#### Selected passage
This isn’t a surprise; GG Allin’s art has next to no merit. He was more famous for shitting himself on stage and fighting with his audience for any of his music, which, for the most part, is badly recorded punk rock with songs mostly designed for shock value. He died of a drug overdose in 1993; and might largely be forgotten about, but a documentary about him that was released the year he died gave him a lengthy half life. (“Hated: GG Allin and the Murder Junkies”) It contains all the antics for which he was famous, preserved for all to see, and it’s a fairly well made film. The director would go on to make “The Hangover” and “The Joker” among other things.
The thing that fascinates me about the movie is probably not what fascinates others— I spent most of it wondering what it would be like making a living by being a member of GG’s band. Unfortunately, it does little to answer a lot of my questions: like, did they get guarantees? Most of GG’s shows were cut short, because he was either too drunk or high to perform, or because the venue stopped the show after he began fighting with the audience, or flinging shit, or some combination of all of those things. What would it be like, in a very real sense, to earn your next meal by standing behind someone who was basically a gigantic child, who’s main concerns seemed to be getting his next dose of literally whatever drug he could and hating every person who paid to see him perform?
I think there’s a 33 1/3 in there somewhere. Someone I know from twitter argued you could write one about how his last album, “Brutality and Bloodshed for All” was a proto-sludge album, and it has a place in musical history for that reason. It’s not the worst argument: Allin’s voice at this point had become completely shot; it’s a gravelly croak, which gives it a different feel. It’s also probably one of the more fully listenable records he put out (if you want to hear songs like “I Kill Everything I Fuck”, especially), benefitting from a guitarist who plays something akin to actual riffs, and not-bad-for-shitty-punk-rock production. I’m not 100% convinced it has a place in musical history, but I wouldn’t be the one making the argument. I’d read it, though.

#### Entries supplied
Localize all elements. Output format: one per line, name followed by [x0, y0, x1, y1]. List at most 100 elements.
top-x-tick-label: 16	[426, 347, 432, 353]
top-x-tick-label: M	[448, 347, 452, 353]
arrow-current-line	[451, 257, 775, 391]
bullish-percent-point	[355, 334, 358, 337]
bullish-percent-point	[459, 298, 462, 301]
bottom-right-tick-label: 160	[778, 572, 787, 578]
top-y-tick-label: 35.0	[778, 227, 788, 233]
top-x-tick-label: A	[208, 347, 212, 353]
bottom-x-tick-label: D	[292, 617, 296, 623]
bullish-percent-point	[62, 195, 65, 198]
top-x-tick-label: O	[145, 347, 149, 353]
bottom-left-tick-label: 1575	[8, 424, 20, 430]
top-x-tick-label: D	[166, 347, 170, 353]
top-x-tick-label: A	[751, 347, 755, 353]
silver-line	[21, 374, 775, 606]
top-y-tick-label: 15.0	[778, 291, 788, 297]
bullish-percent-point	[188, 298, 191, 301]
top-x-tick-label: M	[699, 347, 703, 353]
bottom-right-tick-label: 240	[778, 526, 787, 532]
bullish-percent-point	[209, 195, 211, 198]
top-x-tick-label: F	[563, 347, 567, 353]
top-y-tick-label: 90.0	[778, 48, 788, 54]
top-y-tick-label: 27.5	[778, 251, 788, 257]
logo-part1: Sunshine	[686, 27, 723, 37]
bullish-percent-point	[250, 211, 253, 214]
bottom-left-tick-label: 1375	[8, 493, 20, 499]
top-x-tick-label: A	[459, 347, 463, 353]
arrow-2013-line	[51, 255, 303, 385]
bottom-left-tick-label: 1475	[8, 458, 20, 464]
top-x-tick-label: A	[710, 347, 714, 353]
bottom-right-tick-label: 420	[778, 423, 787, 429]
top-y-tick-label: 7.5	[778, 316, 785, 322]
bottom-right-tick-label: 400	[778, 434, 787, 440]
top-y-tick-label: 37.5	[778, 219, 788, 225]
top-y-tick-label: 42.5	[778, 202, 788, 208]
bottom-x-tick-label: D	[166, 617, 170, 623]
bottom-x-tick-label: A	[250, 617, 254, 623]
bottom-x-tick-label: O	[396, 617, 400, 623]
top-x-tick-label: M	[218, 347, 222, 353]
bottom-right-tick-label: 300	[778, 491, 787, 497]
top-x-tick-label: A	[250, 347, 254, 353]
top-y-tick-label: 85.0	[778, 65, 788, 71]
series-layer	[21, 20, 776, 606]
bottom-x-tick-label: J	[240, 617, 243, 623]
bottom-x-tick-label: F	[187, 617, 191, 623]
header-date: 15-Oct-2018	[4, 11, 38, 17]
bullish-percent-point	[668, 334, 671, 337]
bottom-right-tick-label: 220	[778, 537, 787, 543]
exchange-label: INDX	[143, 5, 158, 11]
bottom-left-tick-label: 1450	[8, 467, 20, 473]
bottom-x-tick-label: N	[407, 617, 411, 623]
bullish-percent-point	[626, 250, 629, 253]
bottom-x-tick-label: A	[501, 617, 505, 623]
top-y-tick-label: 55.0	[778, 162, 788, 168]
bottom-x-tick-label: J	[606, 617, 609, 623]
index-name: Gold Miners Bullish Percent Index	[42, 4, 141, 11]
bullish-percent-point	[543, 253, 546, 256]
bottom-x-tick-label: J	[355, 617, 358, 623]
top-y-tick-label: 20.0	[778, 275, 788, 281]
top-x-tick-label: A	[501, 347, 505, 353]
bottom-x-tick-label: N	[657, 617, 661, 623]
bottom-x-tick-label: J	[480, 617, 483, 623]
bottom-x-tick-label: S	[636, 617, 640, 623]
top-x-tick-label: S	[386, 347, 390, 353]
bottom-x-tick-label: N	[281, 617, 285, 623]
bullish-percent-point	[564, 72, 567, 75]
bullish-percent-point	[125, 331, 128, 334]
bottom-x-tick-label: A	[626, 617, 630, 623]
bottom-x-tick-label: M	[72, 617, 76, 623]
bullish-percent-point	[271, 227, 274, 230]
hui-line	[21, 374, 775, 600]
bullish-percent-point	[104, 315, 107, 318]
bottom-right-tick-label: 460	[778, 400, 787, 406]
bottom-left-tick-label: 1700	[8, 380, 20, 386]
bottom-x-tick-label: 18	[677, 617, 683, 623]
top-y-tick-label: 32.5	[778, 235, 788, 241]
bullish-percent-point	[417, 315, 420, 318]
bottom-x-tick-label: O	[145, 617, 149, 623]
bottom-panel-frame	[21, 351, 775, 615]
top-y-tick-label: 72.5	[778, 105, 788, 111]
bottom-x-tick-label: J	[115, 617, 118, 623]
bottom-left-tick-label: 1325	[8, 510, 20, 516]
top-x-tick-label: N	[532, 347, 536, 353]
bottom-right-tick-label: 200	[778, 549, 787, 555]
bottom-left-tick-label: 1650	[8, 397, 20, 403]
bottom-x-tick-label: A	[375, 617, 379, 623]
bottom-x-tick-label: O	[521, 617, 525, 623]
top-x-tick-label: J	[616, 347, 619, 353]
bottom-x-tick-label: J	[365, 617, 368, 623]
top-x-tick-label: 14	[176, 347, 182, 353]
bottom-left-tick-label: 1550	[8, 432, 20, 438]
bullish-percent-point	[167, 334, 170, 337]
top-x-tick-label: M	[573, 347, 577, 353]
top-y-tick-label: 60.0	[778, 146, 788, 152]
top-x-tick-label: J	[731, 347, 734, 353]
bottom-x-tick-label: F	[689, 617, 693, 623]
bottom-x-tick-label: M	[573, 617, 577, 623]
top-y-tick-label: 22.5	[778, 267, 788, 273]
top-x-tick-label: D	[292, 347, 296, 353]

#### Problems
1 - Answer from the passage on GG Allin:
(a) In what year did Allin die, and of what cause?
(b) What does the writer say they spent most of the documentary wondering?
(c) What is the title of Allin's last album?
2 - In the passage on GG Allin, copy out everything from "I think there’s" down to "read it, though.".

#### Results by task
1 -
(a) He died of a drug overdose in 1993.
(b) What it would be like to make a living as a member of GG's band.
(c) "Brutality and Bloodshed for All"

2 -
I think there’s a 33 1/3 in there somewhere. Someone I know from twitter argued you could write one about how his last album, “Brutality and Bloodshed for All” was a proto-sludge album, and it has a place in musical history for that reason. It’s not the worst argument: Allin’s voice at this point had become completely shot; it’s a gravelly croak, which gives it a different feel. It’s also probably one of the more fully listenable records he put out (if you want to hear songs like “I Kill Everything I Fuck”, especially), benefitting from a guitarist who plays something akin to actual riffs, and not-bad-for-shitty-punk-rock production. I’m not 100% convinced it has a place in musical history, but I wouldn’t be the one making the argument. I’d read it, though.